— TASK DETAILS —
Using the entries below, return word for word the lines from the one containing "Output a JSON" up to and including the last.

— Rows from a figure dataset —
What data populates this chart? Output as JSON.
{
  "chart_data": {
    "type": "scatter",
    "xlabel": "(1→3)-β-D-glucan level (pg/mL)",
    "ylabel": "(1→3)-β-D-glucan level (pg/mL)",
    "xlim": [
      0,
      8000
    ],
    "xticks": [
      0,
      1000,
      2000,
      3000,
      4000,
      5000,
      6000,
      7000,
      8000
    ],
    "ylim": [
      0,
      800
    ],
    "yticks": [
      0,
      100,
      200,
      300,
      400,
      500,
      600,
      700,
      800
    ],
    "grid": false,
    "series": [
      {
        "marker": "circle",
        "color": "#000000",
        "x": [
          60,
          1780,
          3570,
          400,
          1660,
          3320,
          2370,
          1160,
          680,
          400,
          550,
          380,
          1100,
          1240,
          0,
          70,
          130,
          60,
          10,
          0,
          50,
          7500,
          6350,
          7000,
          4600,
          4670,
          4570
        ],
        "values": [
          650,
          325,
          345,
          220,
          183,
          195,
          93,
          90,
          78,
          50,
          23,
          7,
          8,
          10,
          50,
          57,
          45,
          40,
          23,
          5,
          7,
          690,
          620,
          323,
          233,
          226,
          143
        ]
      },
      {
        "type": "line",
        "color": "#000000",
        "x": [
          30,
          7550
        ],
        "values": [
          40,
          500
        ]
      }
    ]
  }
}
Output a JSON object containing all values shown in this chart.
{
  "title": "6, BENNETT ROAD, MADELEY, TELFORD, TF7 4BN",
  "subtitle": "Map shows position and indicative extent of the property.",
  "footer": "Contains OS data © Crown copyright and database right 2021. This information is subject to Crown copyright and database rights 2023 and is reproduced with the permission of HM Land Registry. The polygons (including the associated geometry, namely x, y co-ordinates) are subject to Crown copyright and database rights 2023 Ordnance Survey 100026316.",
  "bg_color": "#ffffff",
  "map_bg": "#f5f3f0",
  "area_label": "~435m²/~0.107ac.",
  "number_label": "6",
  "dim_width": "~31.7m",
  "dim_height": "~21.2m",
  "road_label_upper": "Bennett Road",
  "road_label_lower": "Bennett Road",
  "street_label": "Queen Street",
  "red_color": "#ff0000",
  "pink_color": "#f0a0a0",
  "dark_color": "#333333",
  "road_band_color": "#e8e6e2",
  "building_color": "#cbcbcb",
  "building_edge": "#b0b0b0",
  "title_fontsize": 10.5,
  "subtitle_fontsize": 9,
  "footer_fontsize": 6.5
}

— ANSWER BELOW —
Output a JSON object containing all values shown in this chart.
{
  "title": "6, BENNETT ROAD, MADELEY, TELFORD, TF7 4BN",
  "subtitle": "Map shows position and indicative extent of the property.",
  "footer": "Contains OS data © Crown copyright and database right 2021. This information is subject to Crown copyright and database rights 2023 and is reproduced with the permission of HM Land Registry. The polygons (including the associated geometry, namely x, y co-ordinates) are subject to Crown copyright and database rights 2023 Ordnance Survey 100026316.",
  "bg_color": "#ffffff",
  "map_bg": "#f5f3f0",
  "area_label": "~435m²/~0.107ac.",
  "number_label": "6",
  "dim_width": "~31.7m",
  "dim_height": "~21.2m",
  "road_label_upper": "Bennett Road",
  "road_label_lower": "Bennett Road",
  "street_label": "Queen Street",
  "red_color": "#ff0000",
  "pink_color": "#f0a0a0",
  "dark_color": "#333333",
  "road_band_color": "#e8e6e2",
  "building_color": "#cbcbcb",
  "building_edge": "#b0b0b0",
  "title_fontsize": 10.5,
  "subtitle_fontsize": 9,
  "footer_fontsize": 6.5
}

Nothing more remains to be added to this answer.